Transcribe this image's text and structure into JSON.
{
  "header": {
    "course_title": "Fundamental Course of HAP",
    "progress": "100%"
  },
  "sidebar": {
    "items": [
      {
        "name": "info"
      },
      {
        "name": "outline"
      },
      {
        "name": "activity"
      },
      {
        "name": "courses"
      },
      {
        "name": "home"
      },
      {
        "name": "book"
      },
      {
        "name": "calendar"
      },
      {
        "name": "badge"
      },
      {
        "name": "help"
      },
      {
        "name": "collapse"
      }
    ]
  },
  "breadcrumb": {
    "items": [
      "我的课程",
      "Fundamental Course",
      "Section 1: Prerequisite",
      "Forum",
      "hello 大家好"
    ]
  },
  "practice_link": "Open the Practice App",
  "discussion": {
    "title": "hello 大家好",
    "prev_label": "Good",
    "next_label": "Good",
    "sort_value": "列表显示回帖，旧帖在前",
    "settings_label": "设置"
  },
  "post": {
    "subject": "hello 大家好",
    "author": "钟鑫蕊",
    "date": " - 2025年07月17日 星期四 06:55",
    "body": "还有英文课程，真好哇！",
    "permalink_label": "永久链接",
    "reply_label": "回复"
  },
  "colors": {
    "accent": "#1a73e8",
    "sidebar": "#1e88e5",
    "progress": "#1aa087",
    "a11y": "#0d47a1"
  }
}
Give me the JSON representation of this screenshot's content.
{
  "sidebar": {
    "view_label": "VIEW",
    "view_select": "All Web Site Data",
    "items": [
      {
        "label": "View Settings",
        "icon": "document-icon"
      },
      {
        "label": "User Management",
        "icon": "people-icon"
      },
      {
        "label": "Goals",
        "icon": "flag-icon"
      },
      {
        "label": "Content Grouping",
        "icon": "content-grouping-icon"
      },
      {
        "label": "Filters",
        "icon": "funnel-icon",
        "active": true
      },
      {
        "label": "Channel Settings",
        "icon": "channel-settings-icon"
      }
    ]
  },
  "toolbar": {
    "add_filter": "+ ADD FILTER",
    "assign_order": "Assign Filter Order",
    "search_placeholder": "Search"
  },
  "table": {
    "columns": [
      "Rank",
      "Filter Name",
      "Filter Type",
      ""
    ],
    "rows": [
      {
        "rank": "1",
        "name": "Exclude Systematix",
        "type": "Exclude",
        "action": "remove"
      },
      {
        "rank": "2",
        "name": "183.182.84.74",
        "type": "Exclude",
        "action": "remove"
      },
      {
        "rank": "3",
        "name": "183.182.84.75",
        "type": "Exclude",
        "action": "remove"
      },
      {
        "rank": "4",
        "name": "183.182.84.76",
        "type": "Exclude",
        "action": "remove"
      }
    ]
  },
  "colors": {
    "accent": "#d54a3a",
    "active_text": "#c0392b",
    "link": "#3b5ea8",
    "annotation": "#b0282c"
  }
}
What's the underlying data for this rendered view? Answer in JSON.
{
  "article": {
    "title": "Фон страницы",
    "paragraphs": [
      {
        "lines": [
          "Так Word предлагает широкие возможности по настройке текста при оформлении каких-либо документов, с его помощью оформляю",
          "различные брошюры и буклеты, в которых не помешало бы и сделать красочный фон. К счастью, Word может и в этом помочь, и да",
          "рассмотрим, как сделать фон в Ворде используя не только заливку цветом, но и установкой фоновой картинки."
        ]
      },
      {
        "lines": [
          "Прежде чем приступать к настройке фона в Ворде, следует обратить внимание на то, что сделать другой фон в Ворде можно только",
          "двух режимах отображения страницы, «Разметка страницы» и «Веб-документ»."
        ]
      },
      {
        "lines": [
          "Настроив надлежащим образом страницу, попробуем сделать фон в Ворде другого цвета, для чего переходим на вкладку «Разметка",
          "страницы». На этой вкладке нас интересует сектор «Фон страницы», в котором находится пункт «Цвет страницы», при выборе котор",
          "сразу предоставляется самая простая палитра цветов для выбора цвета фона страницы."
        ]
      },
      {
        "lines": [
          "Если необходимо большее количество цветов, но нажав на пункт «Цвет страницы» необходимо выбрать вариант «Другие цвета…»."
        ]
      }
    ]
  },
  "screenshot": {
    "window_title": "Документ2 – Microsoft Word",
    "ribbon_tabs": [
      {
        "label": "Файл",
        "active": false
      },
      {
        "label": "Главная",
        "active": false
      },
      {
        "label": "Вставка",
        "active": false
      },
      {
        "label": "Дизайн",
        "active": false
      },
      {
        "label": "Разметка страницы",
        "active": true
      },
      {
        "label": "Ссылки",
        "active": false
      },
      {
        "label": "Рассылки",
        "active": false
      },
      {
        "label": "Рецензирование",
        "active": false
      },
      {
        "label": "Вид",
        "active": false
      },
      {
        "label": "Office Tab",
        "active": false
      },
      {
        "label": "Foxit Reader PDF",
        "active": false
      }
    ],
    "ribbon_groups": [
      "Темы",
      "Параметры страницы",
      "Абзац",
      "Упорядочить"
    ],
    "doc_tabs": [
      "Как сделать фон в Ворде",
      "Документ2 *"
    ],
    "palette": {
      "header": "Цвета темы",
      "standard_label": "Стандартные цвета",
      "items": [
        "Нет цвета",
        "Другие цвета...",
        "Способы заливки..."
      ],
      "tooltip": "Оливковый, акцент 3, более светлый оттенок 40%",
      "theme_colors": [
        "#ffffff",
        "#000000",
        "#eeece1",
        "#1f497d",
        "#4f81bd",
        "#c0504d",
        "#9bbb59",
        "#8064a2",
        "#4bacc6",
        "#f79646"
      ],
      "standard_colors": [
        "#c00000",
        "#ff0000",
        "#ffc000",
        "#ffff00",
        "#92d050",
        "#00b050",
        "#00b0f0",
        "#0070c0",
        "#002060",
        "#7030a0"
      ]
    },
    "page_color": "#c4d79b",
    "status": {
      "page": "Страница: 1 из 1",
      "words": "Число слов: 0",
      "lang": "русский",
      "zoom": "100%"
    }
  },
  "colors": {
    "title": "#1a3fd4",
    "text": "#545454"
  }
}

= = =

Aim:
In the listing above, find each line with the word "icon" and copy it.

Complete output:
        "icon": "document-icon"
        "icon": "people-icon"
        "icon": "flag-icon"
        "icon": "content-grouping-icon"
        "icon": "funnel-icon",
        "icon": "channel-settings-icon"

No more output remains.